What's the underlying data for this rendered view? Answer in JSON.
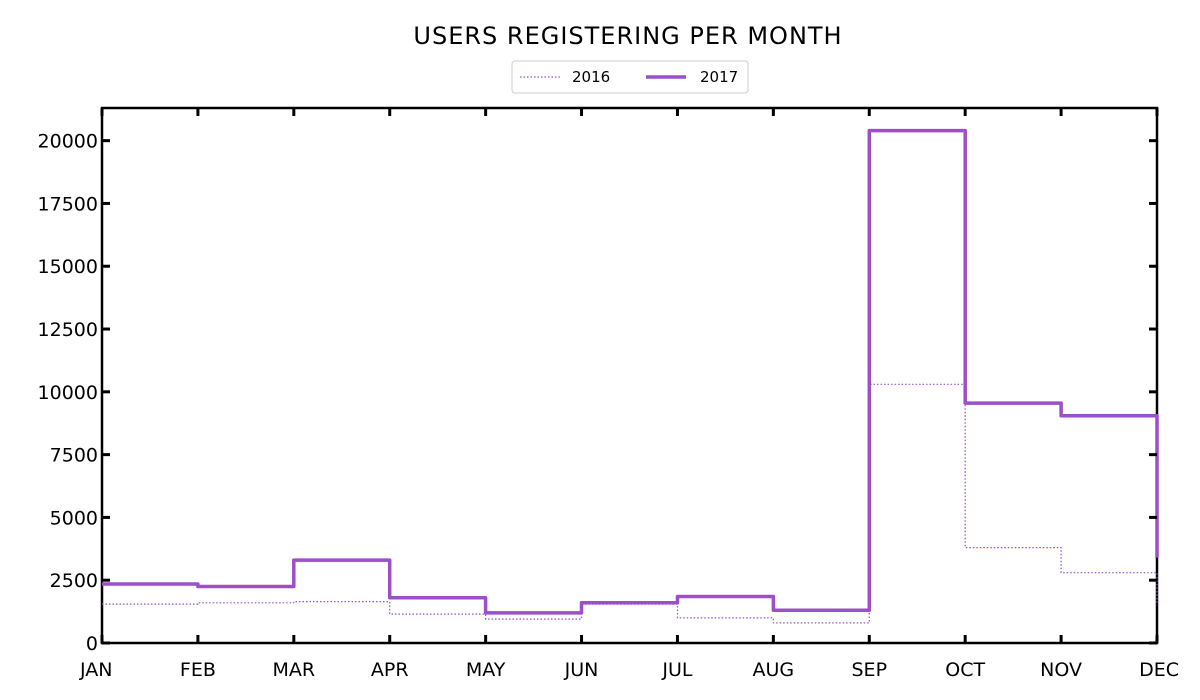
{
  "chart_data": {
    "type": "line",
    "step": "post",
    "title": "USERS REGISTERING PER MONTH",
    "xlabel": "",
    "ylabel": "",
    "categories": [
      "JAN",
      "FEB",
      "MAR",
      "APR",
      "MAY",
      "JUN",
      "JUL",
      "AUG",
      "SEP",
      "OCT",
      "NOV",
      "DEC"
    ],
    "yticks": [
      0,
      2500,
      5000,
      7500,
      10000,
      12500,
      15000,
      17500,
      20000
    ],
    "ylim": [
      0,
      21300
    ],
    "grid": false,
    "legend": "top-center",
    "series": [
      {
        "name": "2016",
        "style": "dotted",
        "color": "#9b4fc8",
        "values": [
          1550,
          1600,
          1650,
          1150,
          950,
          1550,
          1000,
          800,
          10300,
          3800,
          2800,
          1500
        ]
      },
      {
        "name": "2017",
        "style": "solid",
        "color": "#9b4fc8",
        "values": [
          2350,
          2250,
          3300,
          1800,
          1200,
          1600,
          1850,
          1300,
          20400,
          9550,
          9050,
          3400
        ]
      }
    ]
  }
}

# [Requirements]
Write out each entry exactly as given, but skip the pictures.

# [Exercise solution]
What's the underlying data for this rendered view? Answer in JSON.
{
  "chart_data": {
    "type": "line",
    "step": "post",
    "title": "USERS REGISTERING PER MONTH",
    "xlabel": "",
    "ylabel": "",
    "categories": [
      "JAN",
      "FEB",
      "MAR",
      "APR",
      "MAY",
      "JUN",
      "JUL",
      "AUG",
      "SEP",
      "OCT",
      "NOV",
      "DEC"
    ],
    "yticks": [
      0,
      2500,
      5000,
      7500,
      10000,
      12500,
      15000,
      17500,
      20000
    ],
    "ylim": [
      0,
      21300
    ],
    "grid": false,
    "legend": "top-center",
    "series": [
      {
        "name": "2016",
        "style": "dotted",
        "color": "#9b4fc8",
        "values": [
          1550,
          1600,
          1650,
          1150,
          950,
          1550,
          1000,
          800,
          10300,
          3800,
          2800,
          1500
        ]
      },
      {
        "name": "2017",
        "style": "solid",
        "color": "#9b4fc8",
        "values": [
          2350,
          2250,
          3300,
          1800,
          1200,
          1600,
          1850,
          1300,
          20400,
          9550,
          9050,
          3400
        ]
      }
    ]
  }
}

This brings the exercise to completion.